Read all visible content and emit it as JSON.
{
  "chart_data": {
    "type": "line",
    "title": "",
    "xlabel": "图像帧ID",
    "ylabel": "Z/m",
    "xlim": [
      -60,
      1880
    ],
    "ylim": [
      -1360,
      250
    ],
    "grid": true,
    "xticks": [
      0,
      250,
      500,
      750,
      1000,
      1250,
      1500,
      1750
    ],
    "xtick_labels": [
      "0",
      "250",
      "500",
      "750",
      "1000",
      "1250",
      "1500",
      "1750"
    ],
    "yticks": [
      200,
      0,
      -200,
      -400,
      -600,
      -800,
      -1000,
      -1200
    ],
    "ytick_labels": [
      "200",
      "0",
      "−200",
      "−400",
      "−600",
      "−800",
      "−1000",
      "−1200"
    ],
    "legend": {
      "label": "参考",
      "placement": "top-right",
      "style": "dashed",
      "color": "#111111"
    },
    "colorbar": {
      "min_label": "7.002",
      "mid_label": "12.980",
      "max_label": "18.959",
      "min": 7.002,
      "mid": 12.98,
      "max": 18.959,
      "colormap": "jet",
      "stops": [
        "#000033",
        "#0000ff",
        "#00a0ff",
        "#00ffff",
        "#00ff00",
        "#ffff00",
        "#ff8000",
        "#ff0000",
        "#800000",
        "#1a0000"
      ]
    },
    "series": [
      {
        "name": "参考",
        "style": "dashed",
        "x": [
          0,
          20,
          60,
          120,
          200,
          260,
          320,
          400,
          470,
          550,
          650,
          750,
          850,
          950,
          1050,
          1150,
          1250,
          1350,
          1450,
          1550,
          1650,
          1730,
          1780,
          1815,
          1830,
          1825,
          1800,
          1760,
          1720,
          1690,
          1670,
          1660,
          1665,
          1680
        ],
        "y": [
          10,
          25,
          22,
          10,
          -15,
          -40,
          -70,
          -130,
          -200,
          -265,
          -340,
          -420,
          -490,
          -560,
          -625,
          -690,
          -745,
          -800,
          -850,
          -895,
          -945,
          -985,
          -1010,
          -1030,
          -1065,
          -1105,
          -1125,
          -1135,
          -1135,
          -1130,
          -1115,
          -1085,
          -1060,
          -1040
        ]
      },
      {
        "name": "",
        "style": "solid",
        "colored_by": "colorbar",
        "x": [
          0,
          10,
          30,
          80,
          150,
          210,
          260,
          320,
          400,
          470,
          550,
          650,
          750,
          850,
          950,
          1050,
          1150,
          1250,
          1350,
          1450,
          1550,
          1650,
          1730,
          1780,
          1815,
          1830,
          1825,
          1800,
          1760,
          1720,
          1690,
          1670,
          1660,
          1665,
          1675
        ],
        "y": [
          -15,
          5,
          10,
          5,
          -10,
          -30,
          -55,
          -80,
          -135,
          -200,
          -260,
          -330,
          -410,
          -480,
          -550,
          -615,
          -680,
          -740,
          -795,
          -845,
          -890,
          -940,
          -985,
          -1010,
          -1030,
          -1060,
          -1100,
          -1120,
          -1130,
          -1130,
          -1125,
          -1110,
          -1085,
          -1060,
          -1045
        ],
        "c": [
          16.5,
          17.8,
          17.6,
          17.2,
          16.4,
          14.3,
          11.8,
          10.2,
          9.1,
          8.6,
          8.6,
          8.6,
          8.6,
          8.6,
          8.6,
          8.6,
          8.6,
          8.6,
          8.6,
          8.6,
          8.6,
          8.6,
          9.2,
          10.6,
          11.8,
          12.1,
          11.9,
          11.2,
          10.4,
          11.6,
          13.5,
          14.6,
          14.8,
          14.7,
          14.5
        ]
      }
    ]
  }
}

##########

Written task:
Please quote every record above exactly as it appears.

Task output:
Read all visible content and emit it as JSON.
{
  "chart_data": {
    "type": "line",
    "title": "",
    "xlabel": "图像帧ID",
    "ylabel": "Z/m",
    "xlim": [
      -60,
      1880
    ],
    "ylim": [
      -1360,
      250
    ],
    "grid": true,
    "xticks": [
      0,
      250,
      500,
      750,
      1000,
      1250,
      1500,
      1750
    ],
    "xtick_labels": [
      "0",
      "250",
      "500",
      "750",
      "1000",
      "1250",
      "1500",
      "1750"
    ],
    "yticks": [
      200,
      0,
      -200,
      -400,
      -600,
      -800,
      -1000,
      -1200
    ],
    "ytick_labels": [
      "200",
      "0",
      "−200",
      "−400",
      "−600",
      "−800",
      "−1000",
      "−1200"
    ],
    "legend": {
      "label": "参考",
      "placement": "top-right",
      "style": "dashed",
      "color": "#111111"
    },
    "colorbar": {
      "min_label": "7.002",
      "mid_label": "12.980",
      "max_label": "18.959",
      "min": 7.002,
      "mid": 12.98,
      "max": 18.959,
      "colormap": "jet",
      "stops": [
        "#000033",
        "#0000ff",
        "#00a0ff",
        "#00ffff",
        "#00ff00",
        "#ffff00",
        "#ff8000",
        "#ff0000",
        "#800000",
        "#1a0000"
      ]
    },
    "series": [
      {
        "name": "参考",
        "style": "dashed",
        "x": [
          0,
          20,
          60,
          120,
          200,
          260,
          320,
          400,
          470,
          550,
          650,
          750,
          850,
          950,
          1050,
          1150,
          1250,
          1350,
          1450,
          1550,
          1650,
          1730,
          1780,
          1815,
          1830,
          1825,
          1800,
          1760,
          1720,
          1690,
          1670,
          1660,
          1665,
          1680
        ],
        "y": [
          10,
          25,
          22,
          10,
          -15,
          -40,
          -70,
          -130,
          -200,
          -265,
          -340,
          -420,
          -490,
          -560,
          -625,
          -690,
          -745,
          -800,
          -850,
          -895,
          -945,
          -985,
          -1010,
          -1030,
          -1065,
          -1105,
          -1125,
          -1135,
          -1135,
          -1130,
          -1115,
          -1085,
          -1060,
          -1040
        ]
      },
      {
        "name": "",
        "style": "solid",
        "colored_by": "colorbar",
        "x": [
          0,
          10,
          30,
          80,
          150,
          210,
          260,
          320,
          400,
          470,
          550,
          650,
          750,
          850,
          950,
          1050,
          1150,
          1250,
          1350,
          1450,
          1550,
          1650,
          1730,
          1780,
          1815,
          1830,
          1825,
          1800,
          1760,
          1720,
          1690,
          1670,
          1660,
          1665,
          1675
        ],
        "y": [
          -15,
          5,
          10,
          5,
          -10,
          -30,
          -55,
          -80,
          -135,
          -200,
          -260,
          -330,
          -410,
          -480,
          -550,
          -615,
          -680,
          -740,
          -795,
          -845,
          -890,
          -940,
          -985,
          -1010,
          -1030,
          -1060,
          -1100,
          -1120,
          -1130,
          -1130,
          -1125,
          -1110,
          -1085,
          -1060,
          -1045
        ],
        "c": [
          16.5,
          17.8,
          17.6,
          17.2,
          16.4,
          14.3,
          11.8,
          10.2,
          9.1,
          8.6,
          8.6,
          8.6,
          8.6,
          8.6,
          8.6,
          8.6,
          8.6,
          8.6,
          8.6,
          8.6,
          8.6,
          8.6,
          9.2,
          10.6,
          11.8,
          12.1,
          11.9,
          11.2,
          10.4,
          11.6,
          13.5,
          14.6,
          14.8,
          14.7,
          14.5
        ]
      }
    ]
  }
}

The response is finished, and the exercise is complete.